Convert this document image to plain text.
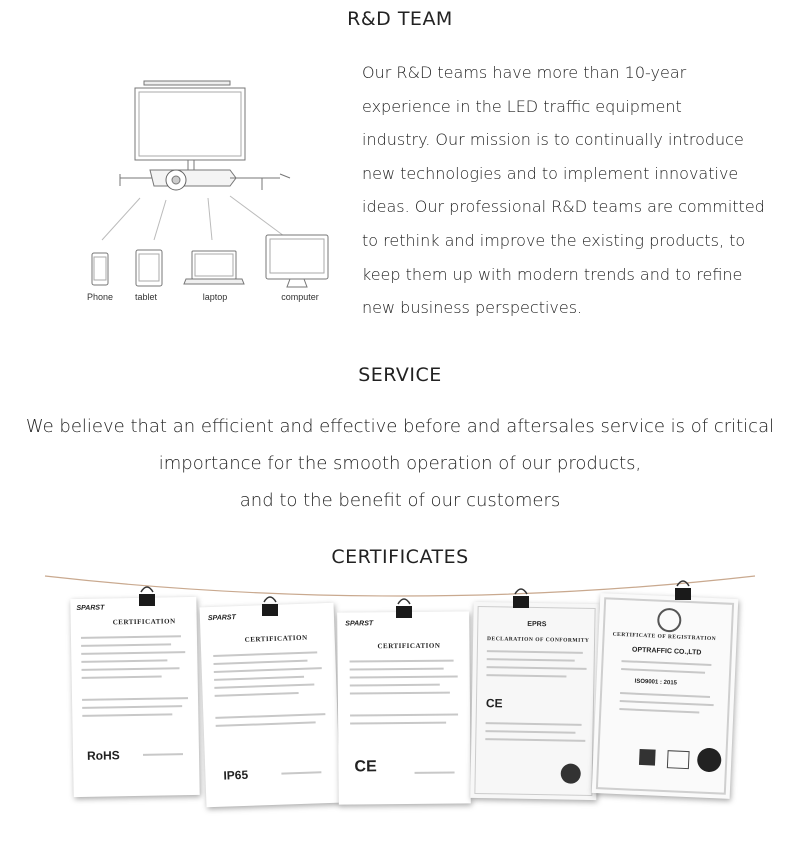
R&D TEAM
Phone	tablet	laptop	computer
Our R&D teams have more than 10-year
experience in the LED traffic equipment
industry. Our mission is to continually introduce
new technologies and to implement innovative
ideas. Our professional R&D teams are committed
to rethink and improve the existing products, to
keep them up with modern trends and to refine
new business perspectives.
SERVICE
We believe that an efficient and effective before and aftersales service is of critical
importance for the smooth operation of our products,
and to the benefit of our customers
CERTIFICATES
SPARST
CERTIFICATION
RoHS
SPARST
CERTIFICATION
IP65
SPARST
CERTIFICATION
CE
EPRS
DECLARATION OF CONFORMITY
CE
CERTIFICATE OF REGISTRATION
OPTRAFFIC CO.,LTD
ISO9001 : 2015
- - -
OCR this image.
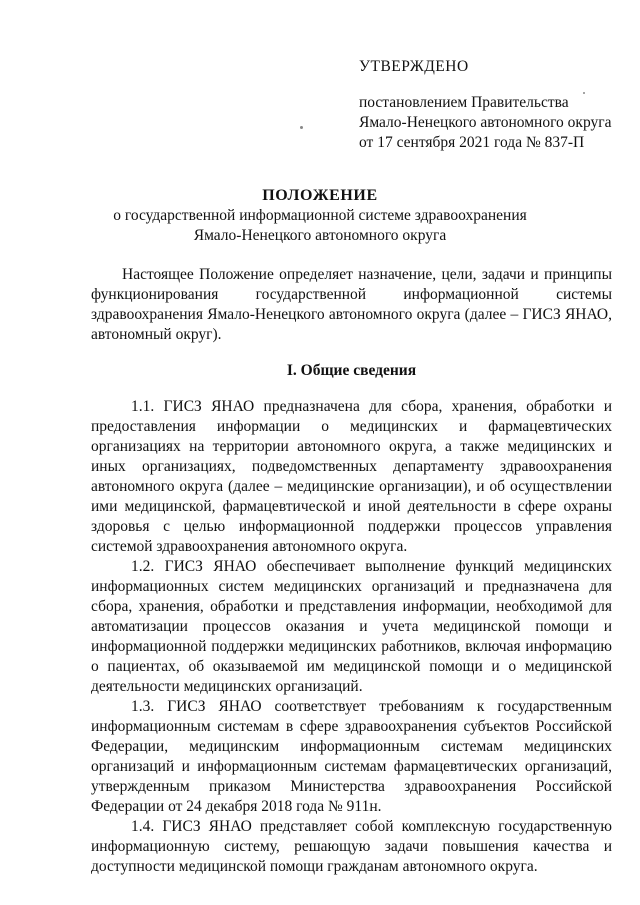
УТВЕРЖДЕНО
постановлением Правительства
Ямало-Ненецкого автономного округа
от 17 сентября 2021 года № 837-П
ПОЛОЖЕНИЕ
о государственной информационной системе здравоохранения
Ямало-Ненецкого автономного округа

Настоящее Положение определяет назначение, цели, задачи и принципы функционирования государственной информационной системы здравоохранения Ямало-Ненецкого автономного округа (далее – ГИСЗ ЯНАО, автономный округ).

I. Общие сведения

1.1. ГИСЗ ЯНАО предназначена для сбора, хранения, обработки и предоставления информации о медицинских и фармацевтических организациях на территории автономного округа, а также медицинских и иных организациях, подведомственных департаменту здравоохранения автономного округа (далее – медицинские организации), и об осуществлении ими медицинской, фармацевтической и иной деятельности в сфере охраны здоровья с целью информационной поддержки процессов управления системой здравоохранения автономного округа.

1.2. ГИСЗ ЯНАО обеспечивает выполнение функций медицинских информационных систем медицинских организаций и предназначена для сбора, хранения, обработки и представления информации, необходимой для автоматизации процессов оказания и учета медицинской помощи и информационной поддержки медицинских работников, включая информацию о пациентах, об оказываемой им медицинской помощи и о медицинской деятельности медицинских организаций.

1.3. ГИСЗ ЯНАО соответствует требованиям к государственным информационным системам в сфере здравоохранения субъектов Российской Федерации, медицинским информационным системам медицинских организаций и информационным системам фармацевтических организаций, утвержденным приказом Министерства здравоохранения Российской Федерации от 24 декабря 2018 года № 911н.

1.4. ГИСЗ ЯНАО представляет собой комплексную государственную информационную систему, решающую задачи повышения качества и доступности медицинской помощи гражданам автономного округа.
- - -
- **Stated task**: Copy out each line of the material that holds the word "teams".

- **The solution**:
Our R&D teams have more than 10-year
ideas. Our professional R&D teams are committed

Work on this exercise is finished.